PROMPT:
Please transcribe the data that follows without the pictures, keeping every word the same.

Stored data:

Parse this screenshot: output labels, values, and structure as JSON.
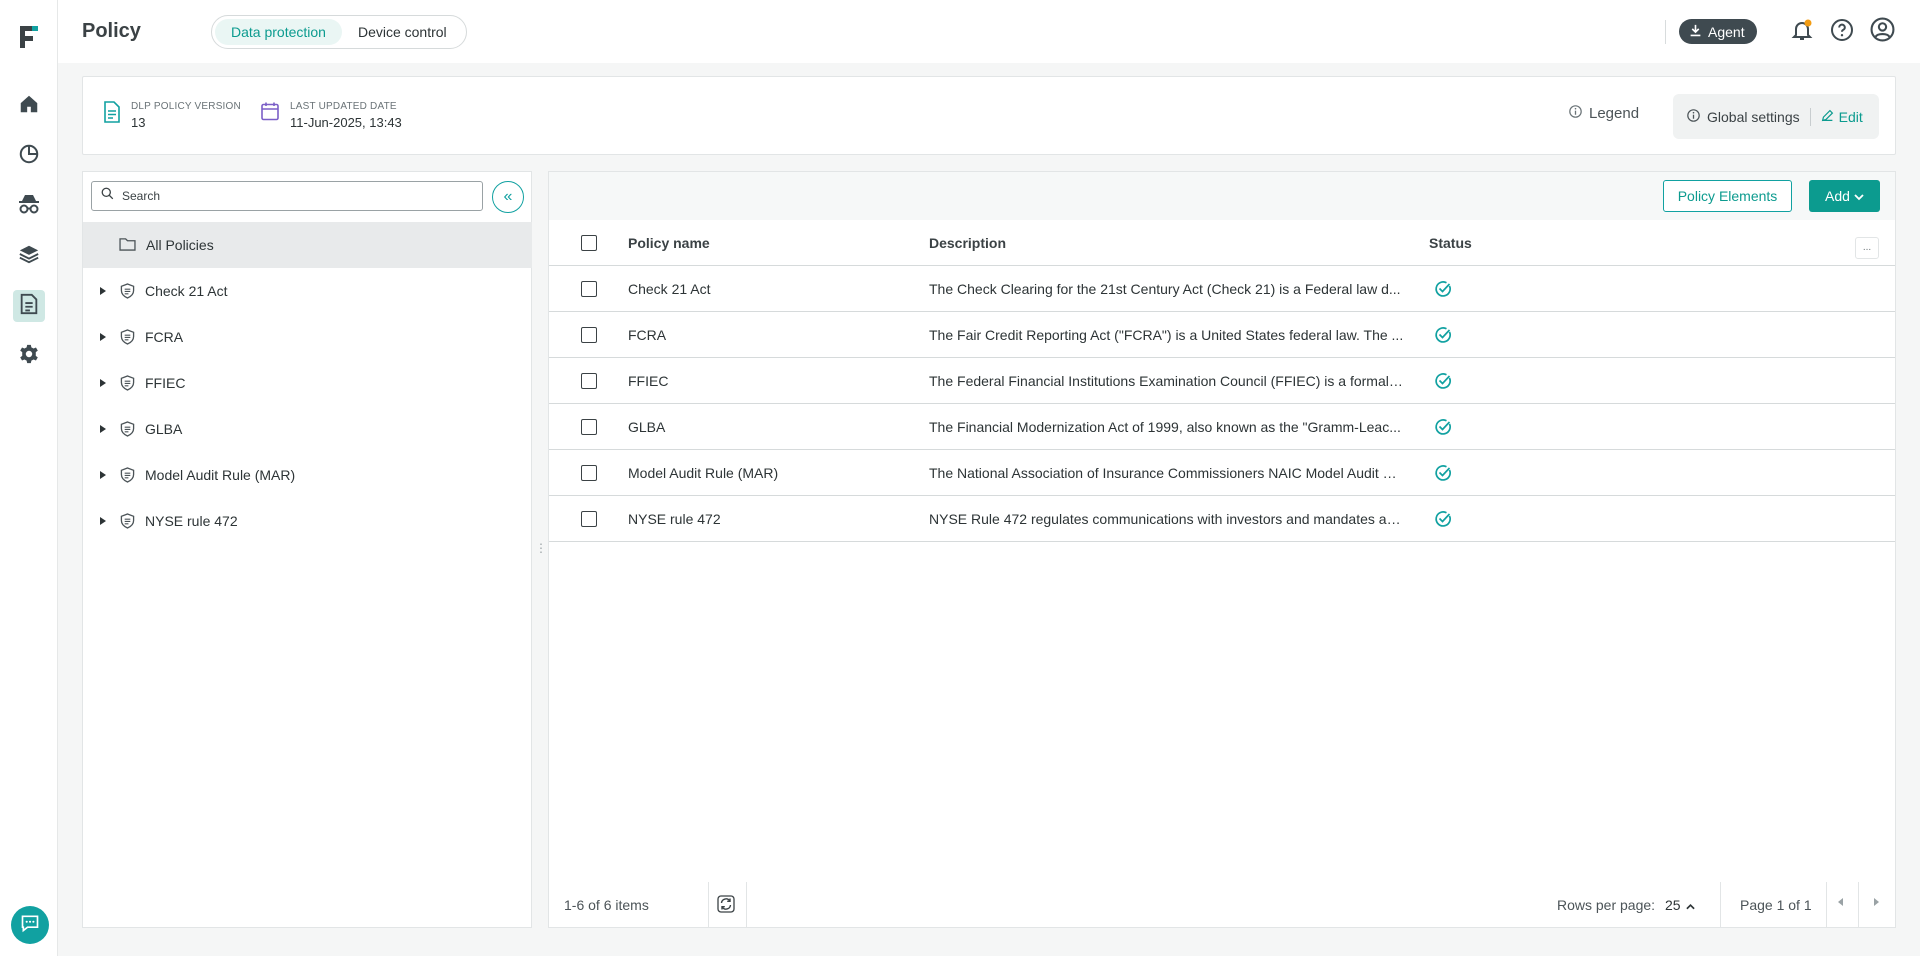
{
  "header": {
    "title": "Policy",
    "tabs": [
      {
        "label": "Data protection",
        "active": true
      },
      {
        "label": "Device control",
        "active": false
      }
    ],
    "agent_label": "Agent"
  },
  "rail": {
    "items": [
      "home-icon",
      "pie-chart-icon",
      "spy-icon",
      "layers-icon",
      "policy-document-icon",
      "gear-icon"
    ],
    "active": "policy-document-icon",
    "chat": "chat-icon"
  },
  "info": {
    "policy_version_label": "DLP POLICY VERSION",
    "policy_version_value": "13",
    "updated_label": "LAST UPDATED DATE",
    "updated_value": "11-Jun-2025, 13:43",
    "legend_label": "Legend",
    "global_settings_label": "Global settings",
    "edit_label": "Edit"
  },
  "tree": {
    "search_placeholder": "Search",
    "collapse_glyph": "«",
    "all_label": "All Policies",
    "items": [
      {
        "label": "Check 21 Act"
      },
      {
        "label": "FCRA"
      },
      {
        "label": "FFIEC"
      },
      {
        "label": "GLBA"
      },
      {
        "label": "Model Audit Rule (MAR)"
      },
      {
        "label": "NYSE rule 472"
      }
    ]
  },
  "table": {
    "policy_elements_label": "Policy Elements",
    "add_label": "Add",
    "more_label": "...",
    "columns": {
      "name": "Policy name",
      "description": "Description",
      "status": "Status"
    },
    "rows": [
      {
        "name": "Check 21 Act",
        "description": "The Check Clearing for the 21st Century Act (Check 21) is a Federal law d...",
        "status": "enabled"
      },
      {
        "name": "FCRA",
        "description": "The Fair Credit Reporting Act (\"FCRA\") is a United States federal law. The ...",
        "status": "enabled"
      },
      {
        "name": "FFIEC",
        "description": "The Federal Financial Institutions Examination Council (FFIEC) is a formal i...",
        "status": "enabled"
      },
      {
        "name": "GLBA",
        "description": "The Financial Modernization Act of 1999, also known as the \"Gramm-Leac...",
        "status": "enabled"
      },
      {
        "name": "Model Audit Rule (MAR)",
        "description": "The National Association of Insurance Commissioners NAIC Model Audit R...",
        "status": "enabled"
      },
      {
        "name": "NYSE rule 472",
        "description": "NYSE Rule 472 regulates communications with investors and mandates ap...",
        "status": "enabled"
      }
    ],
    "footer": {
      "items_text": "1-6 of 6 items",
      "rows_per_page_label": "Rows per page:",
      "rows_per_page_value": "25",
      "page_text": "Page 1 of 1"
    }
  },
  "colors": {
    "accent": "#0c9b8f",
    "agent_bg": "#3f4a50",
    "notification_dot": "#f39c12"
  }
}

EXERCISE RESULT:
Parse this screenshot: output labels, values, and structure as JSON.
{
  "header": {
    "title": "Policy",
    "tabs": [
      {
        "label": "Data protection",
        "active": true
      },
      {
        "label": "Device control",
        "active": false
      }
    ],
    "agent_label": "Agent"
  },
  "rail": {
    "items": [
      "home-icon",
      "pie-chart-icon",
      "spy-icon",
      "layers-icon",
      "policy-document-icon",
      "gear-icon"
    ],
    "active": "policy-document-icon",
    "chat": "chat-icon"
  },
  "info": {
    "policy_version_label": "DLP POLICY VERSION",
    "policy_version_value": "13",
    "updated_label": "LAST UPDATED DATE",
    "updated_value": "11-Jun-2025, 13:43",
    "legend_label": "Legend",
    "global_settings_label": "Global settings",
    "edit_label": "Edit"
  },
  "tree": {
    "search_placeholder": "Search",
    "collapse_glyph": "«",
    "all_label": "All Policies",
    "items": [
      {
        "label": "Check 21 Act"
      },
      {
        "label": "FCRA"
      },
      {
        "label": "FFIEC"
      },
      {
        "label": "GLBA"
      },
      {
        "label": "Model Audit Rule (MAR)"
      },
      {
        "label": "NYSE rule 472"
      }
    ]
  },
  "table": {
    "policy_elements_label": "Policy Elements",
    "add_label": "Add",
    "more_label": "...",
    "columns": {
      "name": "Policy name",
      "description": "Description",
      "status": "Status"
    },
    "rows": [
      {
        "name": "Check 21 Act",
        "description": "The Check Clearing for the 21st Century Act (Check 21) is a Federal law d...",
        "status": "enabled"
      },
      {
        "name": "FCRA",
        "description": "The Fair Credit Reporting Act (\"FCRA\") is a United States federal law. The ...",
        "status": "enabled"
      },
      {
        "name": "FFIEC",
        "description": "The Federal Financial Institutions Examination Council (FFIEC) is a formal i...",
        "status": "enabled"
      },
      {
        "name": "GLBA",
        "description": "The Financial Modernization Act of 1999, also known as the \"Gramm-Leac...",
        "status": "enabled"
      },
      {
        "name": "Model Audit Rule (MAR)",
        "description": "The National Association of Insurance Commissioners NAIC Model Audit R...",
        "status": "enabled"
      },
      {
        "name": "NYSE rule 472",
        "description": "NYSE Rule 472 regulates communications with investors and mandates ap...",
        "status": "enabled"
      }
    ],
    "footer": {
      "items_text": "1-6 of 6 items",
      "rows_per_page_label": "Rows per page:",
      "rows_per_page_value": "25",
      "page_text": "Page 1 of 1"
    }
  },
  "colors": {
    "accent": "#0c9b8f",
    "agent_bg": "#3f4a50",
    "notification_dot": "#f39c12"
  }
}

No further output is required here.